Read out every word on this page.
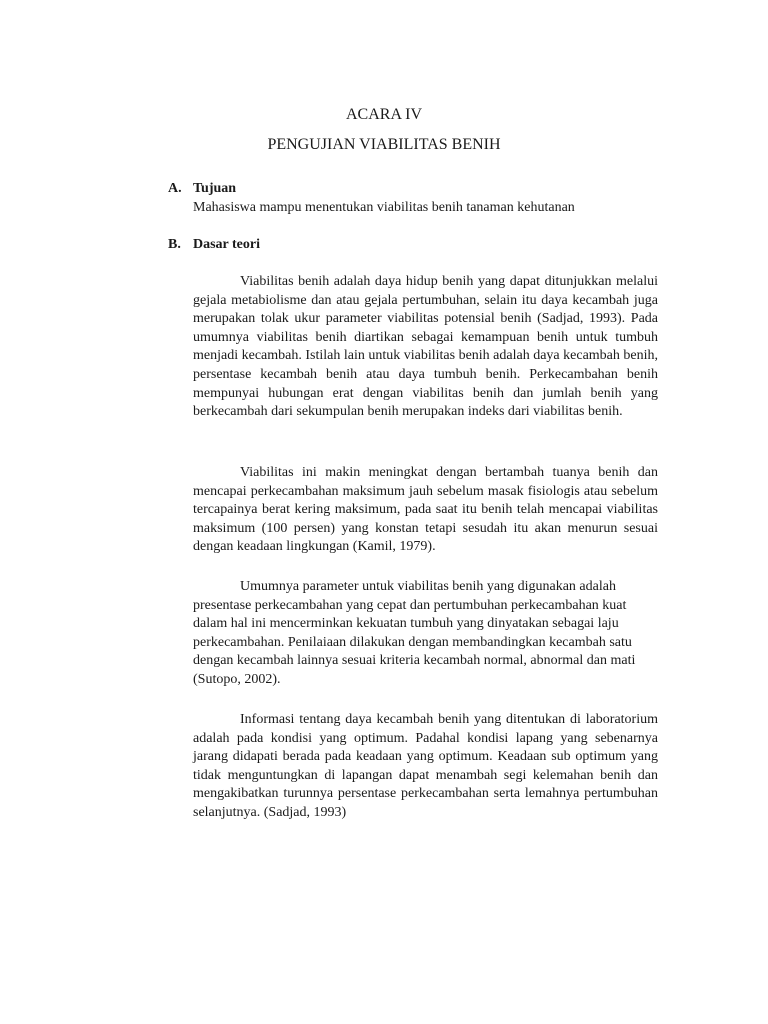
ACARA IV
PENGUJIAN VIABILITAS BENIH
A. Tujuan
Mahasiswa mampu menentukan viabilitas benih tanaman kehutanan
B. Dasar teori

Viabilitas benih adalah daya hidup benih yang dapat ditunjukkan melalui gejala metabiolisme dan atau gejala pertumbuhan, selain itu daya kecambah juga merupakan tolak ukur parameter viabilitas potensial benih (Sadjad, 1993). Pada umumnya viabilitas benih diartikan sebagai kemampuan benih untuk tumbuh menjadi kecambah. Istilah lain untuk viabilitas benih adalah daya kecambah benih, persentase kecambah benih atau daya tumbuh benih. Perkecambahan benih mempunyai hubungan erat dengan viabilitas benih dan jumlah benih yang berkecambah dari sekumpulan benih merupakan indeks dari viabilitas benih.

Viabilitas ini makin meningkat dengan bertambah tuanya benih dan mencapai perkecambahan maksimum jauh sebelum masak fisiologis atau sebelum tercapainya berat kering maksimum, pada saat itu benih telah mencapai viabilitas maksimum (100 persen) yang konstan tetapi sesudah itu akan menurun sesuai dengan keadaan lingkungan (Kamil, 1979).

Umumnya parameter untuk viabilitas benih yang digunakan adalah presentase perkecambahan yang cepat dan pertumbuhan perkecambahan kuat dalam hal ini mencerminkan kekuatan tumbuh yang dinyatakan sebagai laju perkecambahan. Penilaiaan dilakukan dengan membandingkan kecambah satu dengan kecambah lainnya sesuai kriteria kecambah normal, abnormal dan mati (Sutopo, 2002).

Informasi tentang daya kecambah benih yang ditentukan di laboratorium adalah pada kondisi yang optimum. Padahal kondisi lapang yang sebenarnya jarang didapati berada pada keadaan yang optimum. Keadaan sub optimum yang tidak menguntungkan di lapangan dapat menambah segi kelemahan benih dan mengakibatkan turunnya persentase perkecambahan serta lemahnya pertumbuhan selanjutnya. (Sadjad, 1993)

··········

**EXERCISE GOAL**
Make an exact copy of all entries above, dropping the images.

**EXPECTED ANSWER**
Read out every word on this page.
ACARA IV
PENGUJIAN VIABILITAS BENIH
A. Tujuan
Mahasiswa mampu menentukan viabilitas benih tanaman kehutanan
B. Dasar teori

Viabilitas benih adalah daya hidup benih yang dapat ditunjukkan melalui gejala metabiolisme dan atau gejala pertumbuhan, selain itu daya kecambah juga merupakan tolak ukur parameter viabilitas potensial benih (Sadjad, 1993). Pada umumnya viabilitas benih diartikan sebagai kemampuan benih untuk tumbuh menjadi kecambah. Istilah lain untuk viabilitas benih adalah daya kecambah benih, persentase kecambah benih atau daya tumbuh benih. Perkecambahan benih mempunyai hubungan erat dengan viabilitas benih dan jumlah benih yang berkecambah dari sekumpulan benih merupakan indeks dari viabilitas benih.

Viabilitas ini makin meningkat dengan bertambah tuanya benih dan mencapai perkecambahan maksimum jauh sebelum masak fisiologis atau sebelum tercapainya berat kering maksimum, pada saat itu benih telah mencapai viabilitas maksimum (100 persen) yang konstan tetapi sesudah itu akan menurun sesuai dengan keadaan lingkungan (Kamil, 1979).

Umumnya parameter untuk viabilitas benih yang digunakan adalah presentase perkecambahan yang cepat dan pertumbuhan perkecambahan kuat dalam hal ini mencerminkan kekuatan tumbuh yang dinyatakan sebagai laju perkecambahan. Penilaiaan dilakukan dengan membandingkan kecambah satu dengan kecambah lainnya sesuai kriteria kecambah normal, abnormal dan mati (Sutopo, 2002).

Informasi tentang daya kecambah benih yang ditentukan di laboratorium adalah pada kondisi yang optimum. Padahal kondisi lapang yang sebenarnya jarang didapati berada pada keadaan yang optimum. Keadaan sub optimum yang tidak menguntungkan di lapangan dapat menambah segi kelemahan benih dan mengakibatkan turunnya persentase perkecambahan serta lemahnya pertumbuhan selanjutnya. (Sadjad, 1993)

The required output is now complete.